Some records:
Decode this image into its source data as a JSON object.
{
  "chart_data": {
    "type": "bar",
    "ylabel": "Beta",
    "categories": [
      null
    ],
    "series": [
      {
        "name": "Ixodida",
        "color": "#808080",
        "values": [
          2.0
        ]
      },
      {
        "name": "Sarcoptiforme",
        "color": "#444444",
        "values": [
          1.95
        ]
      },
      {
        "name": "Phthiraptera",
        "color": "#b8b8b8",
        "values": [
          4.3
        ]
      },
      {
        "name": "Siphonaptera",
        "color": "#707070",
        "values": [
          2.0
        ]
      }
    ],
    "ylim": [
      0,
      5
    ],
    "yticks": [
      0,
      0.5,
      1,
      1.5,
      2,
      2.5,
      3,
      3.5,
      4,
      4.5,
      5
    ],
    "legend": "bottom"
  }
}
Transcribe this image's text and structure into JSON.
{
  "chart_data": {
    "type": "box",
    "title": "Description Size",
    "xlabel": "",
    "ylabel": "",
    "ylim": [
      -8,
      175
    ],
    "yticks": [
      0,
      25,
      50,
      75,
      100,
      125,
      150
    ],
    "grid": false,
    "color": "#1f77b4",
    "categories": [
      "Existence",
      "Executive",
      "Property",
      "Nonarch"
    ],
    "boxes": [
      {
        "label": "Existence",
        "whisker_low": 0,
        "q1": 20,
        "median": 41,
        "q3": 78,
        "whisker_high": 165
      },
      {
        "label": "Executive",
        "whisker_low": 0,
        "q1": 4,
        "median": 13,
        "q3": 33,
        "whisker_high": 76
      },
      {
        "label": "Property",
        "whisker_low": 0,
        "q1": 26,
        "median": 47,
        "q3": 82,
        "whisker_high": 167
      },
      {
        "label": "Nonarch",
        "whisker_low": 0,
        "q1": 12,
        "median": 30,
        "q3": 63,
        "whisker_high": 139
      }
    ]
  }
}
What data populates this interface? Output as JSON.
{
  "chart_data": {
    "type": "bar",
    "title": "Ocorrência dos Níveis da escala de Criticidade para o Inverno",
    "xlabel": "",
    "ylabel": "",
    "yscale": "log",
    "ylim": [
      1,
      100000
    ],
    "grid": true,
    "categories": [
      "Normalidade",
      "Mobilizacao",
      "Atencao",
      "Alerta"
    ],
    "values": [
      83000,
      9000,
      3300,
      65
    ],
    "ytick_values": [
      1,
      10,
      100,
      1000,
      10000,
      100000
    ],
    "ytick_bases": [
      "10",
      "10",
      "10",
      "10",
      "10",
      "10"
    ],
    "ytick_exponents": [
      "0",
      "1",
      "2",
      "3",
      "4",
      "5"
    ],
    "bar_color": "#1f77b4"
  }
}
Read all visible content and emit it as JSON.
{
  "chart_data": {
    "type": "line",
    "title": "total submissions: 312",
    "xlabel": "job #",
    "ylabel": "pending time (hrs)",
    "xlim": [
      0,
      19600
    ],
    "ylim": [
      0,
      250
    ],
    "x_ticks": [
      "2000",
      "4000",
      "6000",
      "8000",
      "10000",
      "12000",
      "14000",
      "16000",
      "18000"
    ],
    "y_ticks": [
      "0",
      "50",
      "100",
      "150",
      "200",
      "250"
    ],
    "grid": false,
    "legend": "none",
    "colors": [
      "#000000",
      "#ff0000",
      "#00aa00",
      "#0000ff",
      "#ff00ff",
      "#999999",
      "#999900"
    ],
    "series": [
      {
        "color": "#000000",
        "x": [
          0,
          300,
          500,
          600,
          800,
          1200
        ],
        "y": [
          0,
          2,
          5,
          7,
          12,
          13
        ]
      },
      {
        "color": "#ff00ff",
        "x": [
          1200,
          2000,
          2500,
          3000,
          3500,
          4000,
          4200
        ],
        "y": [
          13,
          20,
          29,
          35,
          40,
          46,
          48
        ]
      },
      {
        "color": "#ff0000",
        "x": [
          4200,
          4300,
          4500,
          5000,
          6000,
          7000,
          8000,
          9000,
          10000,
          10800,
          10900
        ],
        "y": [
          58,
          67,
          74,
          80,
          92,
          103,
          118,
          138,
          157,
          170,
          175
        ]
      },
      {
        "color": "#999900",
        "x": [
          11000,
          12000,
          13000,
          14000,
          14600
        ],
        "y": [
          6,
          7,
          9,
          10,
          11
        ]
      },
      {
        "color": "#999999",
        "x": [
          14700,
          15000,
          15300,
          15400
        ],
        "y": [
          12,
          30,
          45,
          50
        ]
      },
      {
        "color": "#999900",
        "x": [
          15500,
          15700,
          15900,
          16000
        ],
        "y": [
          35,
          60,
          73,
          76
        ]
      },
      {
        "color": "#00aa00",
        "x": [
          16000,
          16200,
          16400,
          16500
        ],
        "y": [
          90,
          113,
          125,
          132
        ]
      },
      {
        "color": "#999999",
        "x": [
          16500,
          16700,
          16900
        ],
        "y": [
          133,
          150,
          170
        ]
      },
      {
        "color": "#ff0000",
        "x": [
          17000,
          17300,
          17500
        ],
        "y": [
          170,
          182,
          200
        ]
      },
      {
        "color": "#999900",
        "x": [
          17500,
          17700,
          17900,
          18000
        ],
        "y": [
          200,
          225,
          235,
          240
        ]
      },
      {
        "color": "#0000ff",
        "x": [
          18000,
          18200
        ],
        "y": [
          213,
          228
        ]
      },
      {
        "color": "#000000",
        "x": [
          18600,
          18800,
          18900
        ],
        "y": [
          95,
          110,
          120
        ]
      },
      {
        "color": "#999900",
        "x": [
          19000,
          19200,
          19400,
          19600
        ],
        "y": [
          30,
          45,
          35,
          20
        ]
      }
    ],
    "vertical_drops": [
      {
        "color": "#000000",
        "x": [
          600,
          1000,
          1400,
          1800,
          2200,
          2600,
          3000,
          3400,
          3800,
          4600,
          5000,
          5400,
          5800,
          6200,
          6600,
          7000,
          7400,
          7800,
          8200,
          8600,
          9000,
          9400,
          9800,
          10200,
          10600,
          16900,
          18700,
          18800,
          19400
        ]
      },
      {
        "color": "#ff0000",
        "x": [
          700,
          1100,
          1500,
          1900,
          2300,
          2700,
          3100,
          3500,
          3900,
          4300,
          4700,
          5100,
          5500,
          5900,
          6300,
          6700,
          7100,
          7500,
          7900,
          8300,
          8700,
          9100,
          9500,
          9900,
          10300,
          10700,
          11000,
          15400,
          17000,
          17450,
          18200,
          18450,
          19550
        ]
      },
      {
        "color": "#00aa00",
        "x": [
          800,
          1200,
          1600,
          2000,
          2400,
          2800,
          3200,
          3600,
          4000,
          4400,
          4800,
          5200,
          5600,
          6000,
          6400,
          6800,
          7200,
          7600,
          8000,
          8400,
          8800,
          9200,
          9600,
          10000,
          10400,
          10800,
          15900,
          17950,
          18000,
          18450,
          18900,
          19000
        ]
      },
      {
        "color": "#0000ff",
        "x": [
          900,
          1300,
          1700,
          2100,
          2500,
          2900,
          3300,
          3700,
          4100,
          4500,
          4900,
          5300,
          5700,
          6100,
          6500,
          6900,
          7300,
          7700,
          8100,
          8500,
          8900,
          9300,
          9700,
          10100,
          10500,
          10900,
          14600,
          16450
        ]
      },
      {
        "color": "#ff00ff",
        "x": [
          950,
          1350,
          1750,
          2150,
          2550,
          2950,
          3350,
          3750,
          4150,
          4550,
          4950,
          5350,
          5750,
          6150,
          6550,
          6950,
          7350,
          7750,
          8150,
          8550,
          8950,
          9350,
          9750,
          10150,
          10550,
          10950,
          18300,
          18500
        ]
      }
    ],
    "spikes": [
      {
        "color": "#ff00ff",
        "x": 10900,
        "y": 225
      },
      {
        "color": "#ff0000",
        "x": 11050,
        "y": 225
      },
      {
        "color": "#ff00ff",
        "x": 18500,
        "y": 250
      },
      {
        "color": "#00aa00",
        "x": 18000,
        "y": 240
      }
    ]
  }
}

Stated problem: Locate the word "image" in the entries, and copy every line where it is found.

Exercise solution:
Decode this image into its source data as a JSON object.
Transcribe this image's text and structure into JSON.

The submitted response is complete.